>> Begin Input

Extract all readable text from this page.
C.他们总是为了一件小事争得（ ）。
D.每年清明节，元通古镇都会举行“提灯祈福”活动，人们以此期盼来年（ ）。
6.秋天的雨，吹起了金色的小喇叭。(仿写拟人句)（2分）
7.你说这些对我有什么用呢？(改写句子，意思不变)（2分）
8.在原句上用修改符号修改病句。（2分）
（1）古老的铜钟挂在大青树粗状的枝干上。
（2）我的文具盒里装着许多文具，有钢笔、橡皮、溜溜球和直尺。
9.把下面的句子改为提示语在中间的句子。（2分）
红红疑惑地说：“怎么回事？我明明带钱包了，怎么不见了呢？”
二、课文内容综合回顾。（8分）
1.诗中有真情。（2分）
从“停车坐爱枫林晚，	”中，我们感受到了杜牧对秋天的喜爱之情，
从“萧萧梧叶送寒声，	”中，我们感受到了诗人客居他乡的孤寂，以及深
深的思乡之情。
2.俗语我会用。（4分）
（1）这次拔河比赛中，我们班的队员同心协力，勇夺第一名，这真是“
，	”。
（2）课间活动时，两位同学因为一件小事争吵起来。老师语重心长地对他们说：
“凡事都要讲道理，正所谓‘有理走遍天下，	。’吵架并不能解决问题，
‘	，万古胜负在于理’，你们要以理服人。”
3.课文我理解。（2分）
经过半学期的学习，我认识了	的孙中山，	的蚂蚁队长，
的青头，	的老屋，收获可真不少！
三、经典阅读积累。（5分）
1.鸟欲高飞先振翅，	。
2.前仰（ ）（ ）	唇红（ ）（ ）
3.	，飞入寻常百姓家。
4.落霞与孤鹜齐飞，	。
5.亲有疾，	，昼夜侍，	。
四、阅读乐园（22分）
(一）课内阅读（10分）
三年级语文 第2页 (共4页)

>> End Input

Write out every entry word for word.

Extract all readable text from this page.
C.他们总是为了一件小事争得（ ）。
D.每年清明节，元通古镇都会举行“提灯祈福”活动，人们以此期盼来年（ ）。
6.秋天的雨，吹起了金色的小喇叭。(仿写拟人句)（2分）
7.你说这些对我有什么用呢？(改写句子，意思不变)（2分）
8.在原句上用修改符号修改病句。（2分）
（1）古老的铜钟挂在大青树粗状的枝干上。
（2）我的文具盒里装着许多文具，有钢笔、橡皮、溜溜球和直尺。
9.把下面的句子改为提示语在中间的句子。（2分）
红红疑惑地说：“怎么回事？我明明带钱包了，怎么不见了呢？”
二、课文内容综合回顾。（8分）
1.诗中有真情。（2分）
从“停车坐爱枫林晚，	”中，我们感受到了杜牧对秋天的喜爱之情，
从“萧萧梧叶送寒声，	”中，我们感受到了诗人客居他乡的孤寂，以及深
深的思乡之情。
2.俗语我会用。（4分）
（1）这次拔河比赛中，我们班的队员同心协力，勇夺第一名，这真是“
，	”。
（2）课间活动时，两位同学因为一件小事争吵起来。老师语重心长地对他们说：
“凡事都要讲道理，正所谓‘有理走遍天下，	。’吵架并不能解决问题，
‘	，万古胜负在于理’，你们要以理服人。”
3.课文我理解。（2分）
经过半学期的学习，我认识了	的孙中山，	的蚂蚁队长，
的青头，	的老屋，收获可真不少！
三、经典阅读积累。（5分）
1.鸟欲高飞先振翅，	。
2.前仰（ ）（ ）	唇红（ ）（ ）
3.	，飞入寻常百姓家。
4.落霞与孤鹜齐飞，	。
5.亲有疾，	，昼夜侍，	。
四、阅读乐园（22分）
(一）课内阅读（10分）
三年级语文 第2页 (共4页)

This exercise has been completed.